> _Requirement_
Find and copy every line in the records that includes the string "تنفيذا".

> _Supplied material_
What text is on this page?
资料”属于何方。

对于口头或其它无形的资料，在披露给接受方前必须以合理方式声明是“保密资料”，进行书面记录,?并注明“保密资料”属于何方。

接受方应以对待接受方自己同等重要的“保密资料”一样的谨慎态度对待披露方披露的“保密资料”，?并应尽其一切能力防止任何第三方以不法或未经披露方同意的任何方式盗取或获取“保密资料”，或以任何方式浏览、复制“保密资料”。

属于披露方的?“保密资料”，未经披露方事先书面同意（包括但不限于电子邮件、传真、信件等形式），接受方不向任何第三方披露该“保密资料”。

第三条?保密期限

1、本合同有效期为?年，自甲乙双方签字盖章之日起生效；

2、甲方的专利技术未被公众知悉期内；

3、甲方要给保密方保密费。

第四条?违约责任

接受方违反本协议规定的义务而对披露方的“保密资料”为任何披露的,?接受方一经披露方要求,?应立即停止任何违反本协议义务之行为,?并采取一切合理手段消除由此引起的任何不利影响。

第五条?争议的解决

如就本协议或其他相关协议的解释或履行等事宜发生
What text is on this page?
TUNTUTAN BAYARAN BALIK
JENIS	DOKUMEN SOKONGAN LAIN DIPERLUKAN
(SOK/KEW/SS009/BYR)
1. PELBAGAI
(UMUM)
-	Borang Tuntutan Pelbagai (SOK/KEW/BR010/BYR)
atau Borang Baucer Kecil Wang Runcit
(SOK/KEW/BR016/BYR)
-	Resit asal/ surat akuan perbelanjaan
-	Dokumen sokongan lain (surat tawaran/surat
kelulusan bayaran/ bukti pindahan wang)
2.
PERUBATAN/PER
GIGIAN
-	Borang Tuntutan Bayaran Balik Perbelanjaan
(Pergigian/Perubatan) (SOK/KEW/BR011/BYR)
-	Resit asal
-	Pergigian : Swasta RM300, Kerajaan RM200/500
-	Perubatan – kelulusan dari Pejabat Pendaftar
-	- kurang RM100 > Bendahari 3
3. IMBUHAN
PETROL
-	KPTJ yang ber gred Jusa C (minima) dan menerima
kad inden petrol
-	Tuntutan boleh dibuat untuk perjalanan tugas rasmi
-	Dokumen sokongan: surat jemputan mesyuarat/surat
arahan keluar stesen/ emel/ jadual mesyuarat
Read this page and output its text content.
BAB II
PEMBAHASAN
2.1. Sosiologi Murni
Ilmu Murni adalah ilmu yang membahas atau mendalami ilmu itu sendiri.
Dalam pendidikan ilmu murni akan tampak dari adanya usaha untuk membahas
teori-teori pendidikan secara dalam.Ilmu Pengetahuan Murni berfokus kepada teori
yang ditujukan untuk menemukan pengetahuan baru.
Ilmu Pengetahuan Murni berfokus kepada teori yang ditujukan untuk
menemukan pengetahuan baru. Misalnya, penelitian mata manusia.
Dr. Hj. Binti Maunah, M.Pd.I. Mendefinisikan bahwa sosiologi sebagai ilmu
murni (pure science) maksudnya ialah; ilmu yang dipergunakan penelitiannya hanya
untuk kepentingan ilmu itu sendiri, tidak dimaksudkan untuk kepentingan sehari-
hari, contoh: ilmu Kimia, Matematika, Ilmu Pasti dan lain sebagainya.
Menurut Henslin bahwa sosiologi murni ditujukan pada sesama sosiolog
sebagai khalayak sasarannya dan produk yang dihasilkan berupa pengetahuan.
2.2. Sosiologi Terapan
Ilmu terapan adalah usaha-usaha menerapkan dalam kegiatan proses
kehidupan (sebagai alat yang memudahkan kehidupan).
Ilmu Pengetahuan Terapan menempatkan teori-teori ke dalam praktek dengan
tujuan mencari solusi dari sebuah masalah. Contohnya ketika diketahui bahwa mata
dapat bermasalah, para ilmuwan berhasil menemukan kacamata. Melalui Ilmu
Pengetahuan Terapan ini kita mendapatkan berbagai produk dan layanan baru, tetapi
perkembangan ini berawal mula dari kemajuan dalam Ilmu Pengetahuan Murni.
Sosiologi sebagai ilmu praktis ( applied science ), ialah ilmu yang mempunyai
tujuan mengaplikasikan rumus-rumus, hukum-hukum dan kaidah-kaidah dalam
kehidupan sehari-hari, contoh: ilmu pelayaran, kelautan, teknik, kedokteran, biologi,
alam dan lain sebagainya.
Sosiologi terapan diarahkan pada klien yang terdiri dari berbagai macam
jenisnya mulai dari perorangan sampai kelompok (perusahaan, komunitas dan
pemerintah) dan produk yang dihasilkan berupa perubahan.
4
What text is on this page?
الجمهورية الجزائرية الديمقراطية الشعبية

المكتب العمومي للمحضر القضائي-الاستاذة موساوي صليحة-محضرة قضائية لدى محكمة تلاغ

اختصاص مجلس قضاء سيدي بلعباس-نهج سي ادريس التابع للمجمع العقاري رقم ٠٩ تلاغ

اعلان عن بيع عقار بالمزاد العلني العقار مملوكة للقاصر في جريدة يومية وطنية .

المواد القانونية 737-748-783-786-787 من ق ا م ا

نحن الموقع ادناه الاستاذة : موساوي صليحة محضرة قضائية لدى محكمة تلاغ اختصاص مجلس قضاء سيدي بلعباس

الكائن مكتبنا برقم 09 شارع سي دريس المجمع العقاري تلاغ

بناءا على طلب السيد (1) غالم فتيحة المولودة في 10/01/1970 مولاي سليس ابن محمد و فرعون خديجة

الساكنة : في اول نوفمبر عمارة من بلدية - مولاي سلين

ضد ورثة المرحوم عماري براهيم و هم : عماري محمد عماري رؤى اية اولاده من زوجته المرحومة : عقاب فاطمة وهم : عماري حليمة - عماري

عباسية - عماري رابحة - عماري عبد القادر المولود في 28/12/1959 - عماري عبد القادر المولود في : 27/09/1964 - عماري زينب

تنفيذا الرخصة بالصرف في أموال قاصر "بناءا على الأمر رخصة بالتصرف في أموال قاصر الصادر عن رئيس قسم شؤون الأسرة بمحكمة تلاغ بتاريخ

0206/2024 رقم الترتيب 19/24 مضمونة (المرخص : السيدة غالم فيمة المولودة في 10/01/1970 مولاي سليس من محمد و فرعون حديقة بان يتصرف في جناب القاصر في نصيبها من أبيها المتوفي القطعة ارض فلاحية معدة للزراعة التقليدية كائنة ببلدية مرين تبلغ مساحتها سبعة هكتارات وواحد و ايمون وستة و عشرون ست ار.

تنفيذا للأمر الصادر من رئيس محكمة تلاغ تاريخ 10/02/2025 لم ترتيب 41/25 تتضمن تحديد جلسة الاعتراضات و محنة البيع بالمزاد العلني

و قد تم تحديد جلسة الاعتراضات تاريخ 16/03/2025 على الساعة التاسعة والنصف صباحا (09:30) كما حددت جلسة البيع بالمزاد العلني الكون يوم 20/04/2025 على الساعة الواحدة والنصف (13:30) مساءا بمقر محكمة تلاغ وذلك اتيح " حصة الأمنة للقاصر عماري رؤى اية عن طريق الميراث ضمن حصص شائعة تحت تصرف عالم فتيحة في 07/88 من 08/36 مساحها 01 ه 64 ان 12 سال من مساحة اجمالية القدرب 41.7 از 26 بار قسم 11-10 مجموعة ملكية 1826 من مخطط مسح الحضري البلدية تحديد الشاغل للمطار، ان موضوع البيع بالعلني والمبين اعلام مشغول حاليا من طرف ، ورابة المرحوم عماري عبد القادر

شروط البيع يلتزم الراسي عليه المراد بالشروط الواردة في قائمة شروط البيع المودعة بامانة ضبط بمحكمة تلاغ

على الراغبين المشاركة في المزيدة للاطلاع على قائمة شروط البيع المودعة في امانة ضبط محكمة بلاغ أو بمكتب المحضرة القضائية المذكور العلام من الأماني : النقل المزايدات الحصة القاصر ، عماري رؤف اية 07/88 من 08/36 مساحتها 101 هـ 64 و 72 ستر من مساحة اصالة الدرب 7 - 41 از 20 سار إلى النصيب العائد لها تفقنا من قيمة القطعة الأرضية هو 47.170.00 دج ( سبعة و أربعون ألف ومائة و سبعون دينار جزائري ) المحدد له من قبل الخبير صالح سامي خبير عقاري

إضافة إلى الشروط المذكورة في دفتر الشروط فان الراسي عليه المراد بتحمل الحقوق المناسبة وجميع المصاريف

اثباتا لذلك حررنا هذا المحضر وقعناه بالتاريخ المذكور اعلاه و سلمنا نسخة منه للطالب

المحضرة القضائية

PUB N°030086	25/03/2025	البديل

> _Exercise response_
تنفيذا الرخصة بالصرف في أموال قاصر "بناءا على الأمر رخصة بالتصرف في أموال قاصر الصادر عن رئيس قسم شؤون الأسرة بمحكمة تلاغ بتاريخ
تنفيذا للأمر الصادر من رئيس محكمة تلاغ تاريخ 10/02/2025 لم ترتيب 41/25 تتضمن تحديد جلسة الاعتراضات و محنة البيع بالمزاد العلني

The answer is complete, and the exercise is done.